> _TEXTO FORNECIDO_
=-=-=
Postado em 20/09/2019 10:59 - Edição: Marcos Sefrin
O governo brasileiro solicitou ao Vaticano para acompanhar a assembleia por meio de um representante, pedido que foi negado
Só a Divina Providência poderia prever que um encontro internacional sobre a Amazônia, convocado há dois anos, coincidiria com o atual momento da região, alvo de políticas destrutivas do governo Jair Bolsonaro e após virar notícia global em razão dos incêndios descontrolados e do avanço recorde do desmatamento.
Em Roma, a explicação que se ouve dentro dos muros da Cidade do Vaticano é bem mundana: trata-se de um exemplo da sagacidade política do papa Francisco, que, responsável por pautar o evento no final de 2017, desde o início de seu pontificado, há seis anos, elencou a defesa do meio ambiente como ponto central de sua agenda.
No próximo mês, durante três semanas, mais de 250 integrantes da Igreja Católica, além de indígenas, ribeirinhos e cientistas de nove países que fazem parte da floresta, se reunirão no Vaticano para o Sínodo da Amazônia, evento que consolidará a liderança global do argentino Jorge Mario Bergoglio como porta-voz da causa ecológica.
O objetivo não é somente discutir novas formas de evangelização na região, que tem cada vez menos influência católica, mas principalmente debater propostas e estratégias para a preservação de sua biodiversidade, das comunidades tradicionais e como desenvolver um modelo econômico sustentável.
=-=-=
> _TAREFAS_
1. Indique se cada afirmação concorda com o texto sobre o Sínodo da Amazônia, respondendo sim ou não e citando literalmente as palavras do texto que decidem a questão.
(a) O Vaticano aceitou o pedido do governo brasileiro para acompanhar a assembleia por meio de um representante.
(b) O papa Francisco pautou o evento no final de 2017.
(c) Participarão do sínodo indígenas, ribeirinhos e cientistas de nove países que fazem parte da floresta.
2. Transcreva literalmente o trecho do texto sobre o Sínodo da Amazônia de "No próximo mês, durante" a "da causa ecológica.".
3. Responda às perguntas sobre o texto do Sínodo da Amazônia.
(a) Há quanto tempo o encontro internacional sobre a Amazônia foi convocado?
(b) Há quantos anos começou o pontificado de Francisco?
(c) Por quanto tempo os participantes se reunirão no Vaticano?
A listagem não é necessária para nenhuma das atividades.
=-=-=
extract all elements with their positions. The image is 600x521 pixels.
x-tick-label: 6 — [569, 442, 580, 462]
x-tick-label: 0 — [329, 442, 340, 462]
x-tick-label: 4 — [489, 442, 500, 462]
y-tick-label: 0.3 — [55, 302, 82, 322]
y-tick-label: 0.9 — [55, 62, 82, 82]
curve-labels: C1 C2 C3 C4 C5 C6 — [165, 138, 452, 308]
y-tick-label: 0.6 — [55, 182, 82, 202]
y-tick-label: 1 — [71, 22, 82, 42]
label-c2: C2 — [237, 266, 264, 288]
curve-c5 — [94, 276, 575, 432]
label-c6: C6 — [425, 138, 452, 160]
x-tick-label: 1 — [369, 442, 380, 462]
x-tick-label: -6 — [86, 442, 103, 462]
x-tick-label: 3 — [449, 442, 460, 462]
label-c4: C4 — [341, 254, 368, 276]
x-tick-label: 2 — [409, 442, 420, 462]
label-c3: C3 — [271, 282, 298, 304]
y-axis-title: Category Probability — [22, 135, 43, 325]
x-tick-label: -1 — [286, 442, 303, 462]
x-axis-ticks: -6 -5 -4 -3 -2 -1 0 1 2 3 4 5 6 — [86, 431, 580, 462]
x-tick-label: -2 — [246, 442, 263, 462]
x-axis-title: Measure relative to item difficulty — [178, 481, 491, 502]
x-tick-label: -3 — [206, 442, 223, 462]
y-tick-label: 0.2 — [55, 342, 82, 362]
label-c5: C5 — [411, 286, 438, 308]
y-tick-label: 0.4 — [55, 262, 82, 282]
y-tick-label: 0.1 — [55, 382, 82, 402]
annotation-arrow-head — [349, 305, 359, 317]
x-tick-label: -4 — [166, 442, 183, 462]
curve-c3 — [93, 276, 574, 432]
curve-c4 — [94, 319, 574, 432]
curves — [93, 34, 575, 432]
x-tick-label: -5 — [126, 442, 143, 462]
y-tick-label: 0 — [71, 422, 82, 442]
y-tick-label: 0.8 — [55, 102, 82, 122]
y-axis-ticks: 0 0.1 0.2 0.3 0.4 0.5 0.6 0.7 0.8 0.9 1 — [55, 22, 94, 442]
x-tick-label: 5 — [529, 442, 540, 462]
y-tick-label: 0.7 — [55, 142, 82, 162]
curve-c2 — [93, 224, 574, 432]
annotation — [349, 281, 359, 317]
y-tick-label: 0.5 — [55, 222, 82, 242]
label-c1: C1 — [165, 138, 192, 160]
=-=-=
> _RESPOSTAS_
1.
(a) Não: "pedido que foi negado".
(b) Sim: "responsável por pautar o evento no final de 2017".
(c) Sim: "indígenas, ribeirinhos e cientistas de nove países que fazem parte da floresta".

2.
No próximo mês, durante três semanas, mais de 250 integrantes da Igreja Católica, além de indígenas, ribeirinhos e cientistas de nove países que fazem parte da floresta, se reunirão no Vaticano para o Sínodo da Amazônia, evento que consolidará a liderança global do argentino Jorge Mario Bergoglio como porta-voz da causa ecológica.

3.
(a) Há dois anos.
(b) Há seis anos.
(c) Durante três semanas.